[Records in a dataset]
──────────────────────────────
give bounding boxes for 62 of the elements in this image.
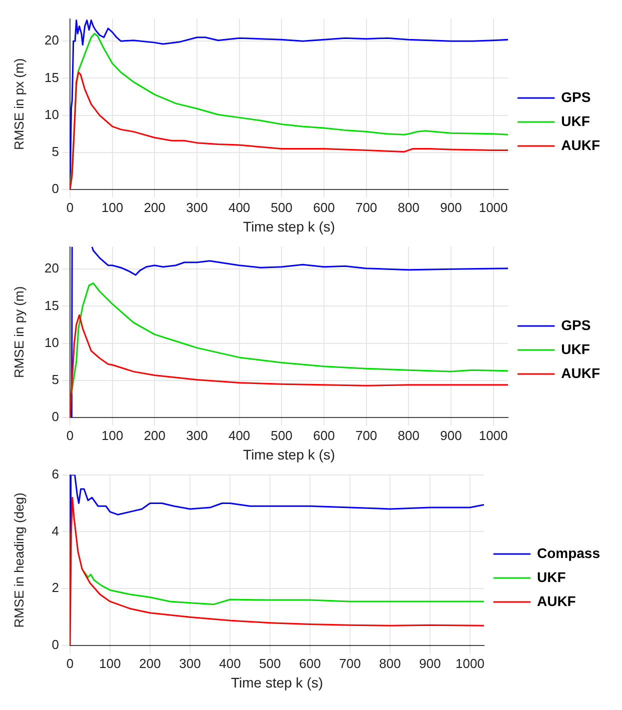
x-tick-label: 800 <box>398 428 420 443</box>
x-tick-label: 0 <box>66 428 74 443</box>
y-tick-label: 0 <box>52 637 59 652</box>
x-tick-label: 400 <box>228 428 250 443</box>
x-axis-title: Time step k (s) <box>230 674 324 690</box>
x-tick-label: 300 <box>186 200 208 215</box>
x-axis-title: Time step k (s) <box>243 218 336 234</box>
legend-label: AUKF <box>561 136 600 153</box>
x-tick-label: 400 <box>219 656 241 671</box>
x-tick-label: 600 <box>313 428 335 443</box>
x-tick-label: 100 <box>101 200 124 215</box>
x-tick-label: 300 <box>186 428 208 443</box>
x-tick-label: 500 <box>270 428 292 443</box>
x-tick-label: 500 <box>259 656 281 671</box>
y-axis-title: RMSE in py (m) <box>11 286 26 378</box>
legend-label: UKF <box>561 112 590 129</box>
y-axis-title: RMSE in heading (deg) <box>11 492 26 628</box>
x-tick-label: 500 <box>270 200 292 215</box>
x-tick-label: 900 <box>440 428 462 443</box>
x-tick-label: 600 <box>299 656 321 671</box>
x-tick-label: 200 <box>144 428 166 443</box>
x-tick-label: 600 <box>313 200 335 215</box>
legend-label: AUKF <box>536 592 576 609</box>
y-tick-label: 0 <box>52 181 59 196</box>
x-axis-title: Time step k (s) <box>243 446 336 462</box>
x-tick-label: 400 <box>228 200 250 215</box>
x-tick-label: 900 <box>440 200 462 215</box>
y-tick-label: 6 <box>52 466 59 482</box>
x-tick-label: 1000 <box>478 428 508 443</box>
y-tick-label: 20 <box>44 260 59 276</box>
x-tick-label: 100 <box>101 428 124 443</box>
y-tick-label: 5 <box>52 144 59 160</box>
x-tick-label: 200 <box>139 656 161 671</box>
x-tick-label: 800 <box>379 656 401 671</box>
legend-label: GPS <box>561 316 591 333</box>
legend-label: GPS <box>561 88 591 105</box>
y-tick-label: 20 <box>44 32 59 48</box>
legend-label: Compass <box>536 544 600 561</box>
x-tick-label: 1000 <box>456 656 484 671</box>
y-tick-label: 2 <box>52 580 59 596</box>
legend-label: AUKF <box>561 364 600 381</box>
x-tick-label: 100 <box>99 656 121 671</box>
x-tick-label: 1000 <box>478 200 508 215</box>
x-tick-label: 300 <box>179 656 201 671</box>
x-tick-label: 0 <box>66 200 74 215</box>
y-tick-label: 10 <box>44 334 59 350</box>
y-tick-label: 4 <box>52 523 59 538</box>
x-tick-label: 700 <box>355 428 378 443</box>
x-tick-label: 900 <box>419 656 441 671</box>
y-tick-label: 15 <box>44 70 59 85</box>
x-tick-label: 0 <box>66 656 74 671</box>
y-tick-label: 0 <box>52 409 59 424</box>
x-tick-label: 700 <box>339 656 361 671</box>
y-axis-title: RMSE in px (m) <box>11 58 26 150</box>
y-tick-label: 15 <box>44 298 59 313</box>
x-tick-label: 700 <box>355 200 378 215</box>
y-tick-label: 5 <box>52 372 59 388</box>
legend-label: UKF <box>536 568 566 585</box>
x-tick-label: 200 <box>144 200 166 215</box>
x-tick-label: 800 <box>398 200 420 215</box>
y-tick-label: 10 <box>44 106 59 122</box>
legend-label: UKF <box>561 340 590 357</box>
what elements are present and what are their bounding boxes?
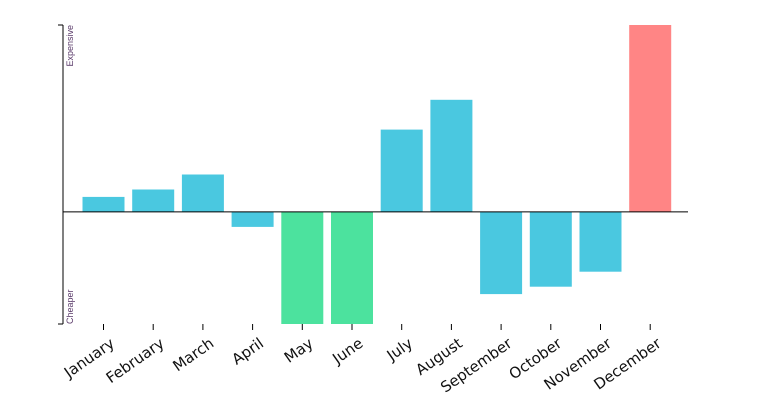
- bar-july: [380, 129, 423, 212]
- bar-january: [82, 196, 125, 212]
- x-tick-label-may: May: [281, 334, 317, 367]
- x-tick-label-july: July: [383, 334, 416, 365]
- bar-february: [132, 189, 175, 212]
- bars-group: [82, 25, 672, 324]
- bar-september: [480, 211, 523, 295]
- y-axis-top-label: Expensive: [65, 25, 75, 67]
- bar-august: [430, 99, 473, 212]
- bar-november: [579, 211, 622, 272]
- bar-may: [281, 211, 324, 324]
- bar-october: [529, 211, 572, 287]
- x-tick-label-april: April: [228, 334, 266, 368]
- bar-march: [181, 174, 224, 212]
- bar-april: [231, 211, 274, 227]
- x-tick-label-march: March: [169, 334, 217, 375]
- bar-december: [629, 25, 672, 212]
- y-axis-bottom-label: Cheaper: [65, 289, 75, 324]
- x-tick-label-june: June: [328, 334, 366, 368]
- bar-june: [331, 211, 373, 324]
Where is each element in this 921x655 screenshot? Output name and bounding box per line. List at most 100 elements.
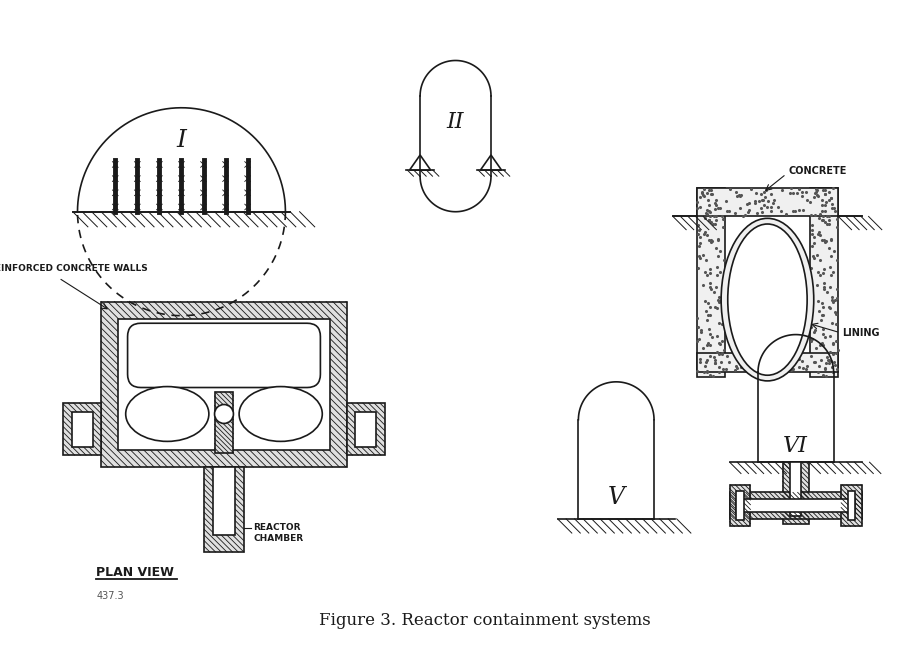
──────────────────────────────
Arrange the material as a numbered list, leaving out blank lines, starting at the line that has "- bar-july: [380, 129, 423, 212]" and ending after the line that has "- bar-june: [331, 211, 373, 324]".

1. - bar-july: [380, 129, 423, 212]
2. - bar-january: [82, 196, 125, 212]
3. - x-tick-label-may: May: [281, 334, 317, 367]
4. - x-tick-label-july: July: [383, 334, 416, 365]
5. - bar-february: [132, 189, 175, 212]
6. - bars-group: [82, 25, 672, 324]
7. - bar-september: [480, 211, 523, 295]
8. - y-axis-top-label: Expensive: [65, 25, 75, 67]
9. - bar-august: [430, 99, 473, 212]
10. - bar-november: [579, 211, 622, 272]
11. - bar-may: [281, 211, 324, 324]
12. - bar-october: [529, 211, 572, 287]
13. - x-tick-label-april: April: [228, 334, 266, 368]
14. - bar-march: [181, 174, 224, 212]
15. - bar-april: [231, 211, 274, 227]
16. - x-tick-label-march: March: [169, 334, 217, 375]
17. - bar-december: [629, 25, 672, 212]
18. - y-axis-bottom-label: Cheaper: [65, 289, 75, 324]
19. - x-tick-label-june: June: [328, 334, 366, 368]
20. - bar-june: [331, 211, 373, 324]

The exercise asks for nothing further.